▶ Entries shown:
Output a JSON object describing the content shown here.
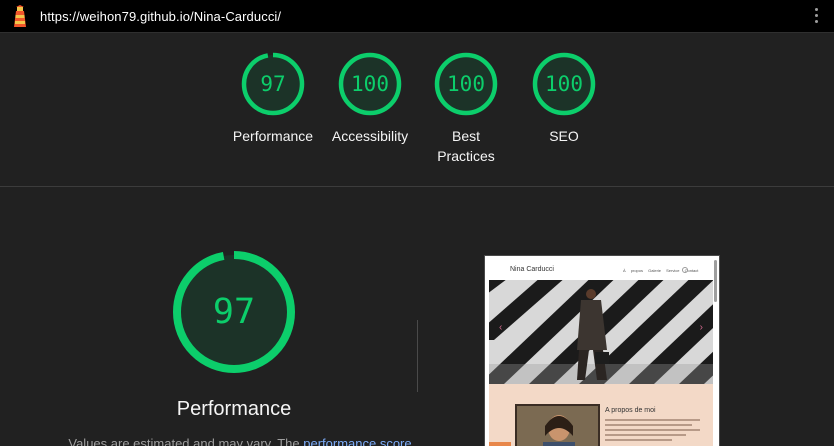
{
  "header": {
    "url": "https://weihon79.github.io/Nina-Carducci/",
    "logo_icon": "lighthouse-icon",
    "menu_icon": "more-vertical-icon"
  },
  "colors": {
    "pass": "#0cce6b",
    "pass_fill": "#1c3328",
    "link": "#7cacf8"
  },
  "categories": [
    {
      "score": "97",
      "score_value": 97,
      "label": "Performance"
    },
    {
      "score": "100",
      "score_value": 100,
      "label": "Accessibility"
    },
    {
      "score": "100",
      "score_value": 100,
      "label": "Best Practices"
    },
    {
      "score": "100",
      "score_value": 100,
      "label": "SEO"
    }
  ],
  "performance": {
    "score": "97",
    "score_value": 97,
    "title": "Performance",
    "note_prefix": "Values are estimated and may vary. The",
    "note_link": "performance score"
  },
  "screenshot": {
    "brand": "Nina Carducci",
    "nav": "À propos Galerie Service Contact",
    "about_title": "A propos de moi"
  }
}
==
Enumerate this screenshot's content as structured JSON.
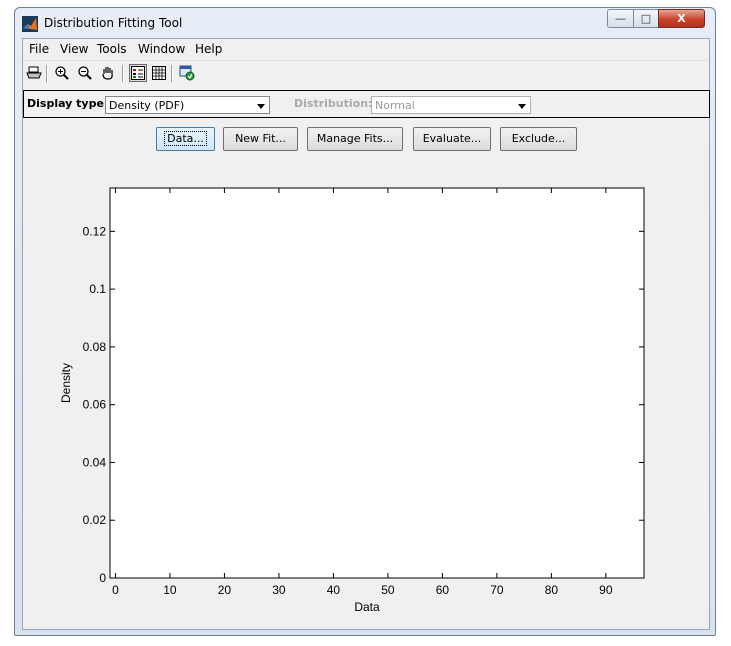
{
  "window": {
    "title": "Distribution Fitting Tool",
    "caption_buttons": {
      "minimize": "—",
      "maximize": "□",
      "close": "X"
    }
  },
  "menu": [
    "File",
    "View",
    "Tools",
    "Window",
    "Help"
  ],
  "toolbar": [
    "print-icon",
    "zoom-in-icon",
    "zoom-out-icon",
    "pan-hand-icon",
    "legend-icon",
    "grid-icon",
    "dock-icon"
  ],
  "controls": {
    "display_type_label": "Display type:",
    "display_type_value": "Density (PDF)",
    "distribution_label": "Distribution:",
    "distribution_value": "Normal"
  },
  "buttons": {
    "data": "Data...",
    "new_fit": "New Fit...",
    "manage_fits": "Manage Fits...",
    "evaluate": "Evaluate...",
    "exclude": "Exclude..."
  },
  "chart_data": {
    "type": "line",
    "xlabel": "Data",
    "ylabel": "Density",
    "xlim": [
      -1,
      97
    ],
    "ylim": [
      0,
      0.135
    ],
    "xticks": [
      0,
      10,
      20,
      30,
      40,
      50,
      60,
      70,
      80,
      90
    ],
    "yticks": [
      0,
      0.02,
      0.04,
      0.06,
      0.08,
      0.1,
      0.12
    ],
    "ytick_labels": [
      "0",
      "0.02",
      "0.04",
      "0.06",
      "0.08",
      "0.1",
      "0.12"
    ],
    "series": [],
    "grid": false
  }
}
--
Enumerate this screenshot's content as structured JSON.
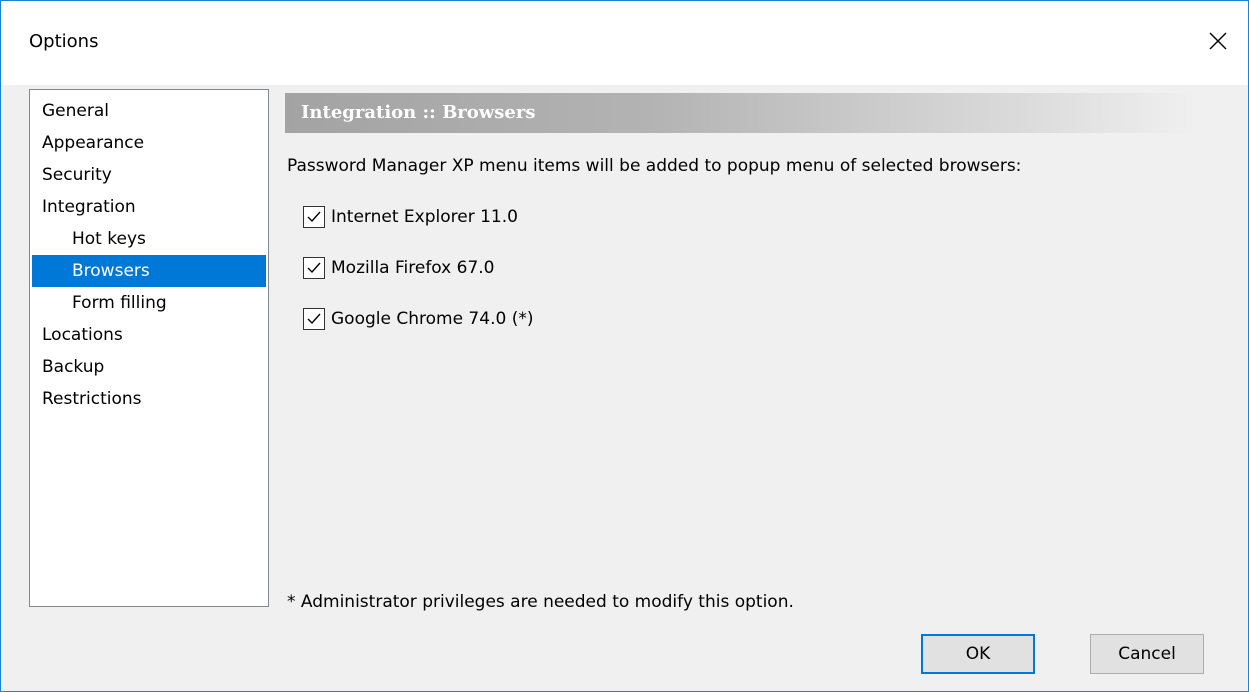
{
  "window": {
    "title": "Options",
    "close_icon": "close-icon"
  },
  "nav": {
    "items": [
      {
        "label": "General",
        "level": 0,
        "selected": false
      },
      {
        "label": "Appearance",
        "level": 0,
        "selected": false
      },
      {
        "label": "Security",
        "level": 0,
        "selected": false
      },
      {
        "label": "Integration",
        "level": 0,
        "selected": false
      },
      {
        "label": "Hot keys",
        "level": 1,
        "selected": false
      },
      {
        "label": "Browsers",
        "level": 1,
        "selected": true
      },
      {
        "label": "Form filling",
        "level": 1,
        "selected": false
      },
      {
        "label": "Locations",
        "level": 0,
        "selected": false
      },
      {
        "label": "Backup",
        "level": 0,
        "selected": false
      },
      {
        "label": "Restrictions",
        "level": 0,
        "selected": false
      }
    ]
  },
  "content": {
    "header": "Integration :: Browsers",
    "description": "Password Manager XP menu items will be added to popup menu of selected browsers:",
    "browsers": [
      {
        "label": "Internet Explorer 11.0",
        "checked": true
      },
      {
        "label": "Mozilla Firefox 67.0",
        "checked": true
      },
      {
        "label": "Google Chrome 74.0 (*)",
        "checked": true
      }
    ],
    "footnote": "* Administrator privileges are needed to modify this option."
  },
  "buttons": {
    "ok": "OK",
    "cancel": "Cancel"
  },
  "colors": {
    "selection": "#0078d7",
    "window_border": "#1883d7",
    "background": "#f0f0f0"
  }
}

▶ Goal: Only lines with the word "Carducci" should be collected from the material.

▶ Solved exercise:
    "url": "https://weihon79.github.io/Nina-Carducci/",
    "brand": "Nina Carducci",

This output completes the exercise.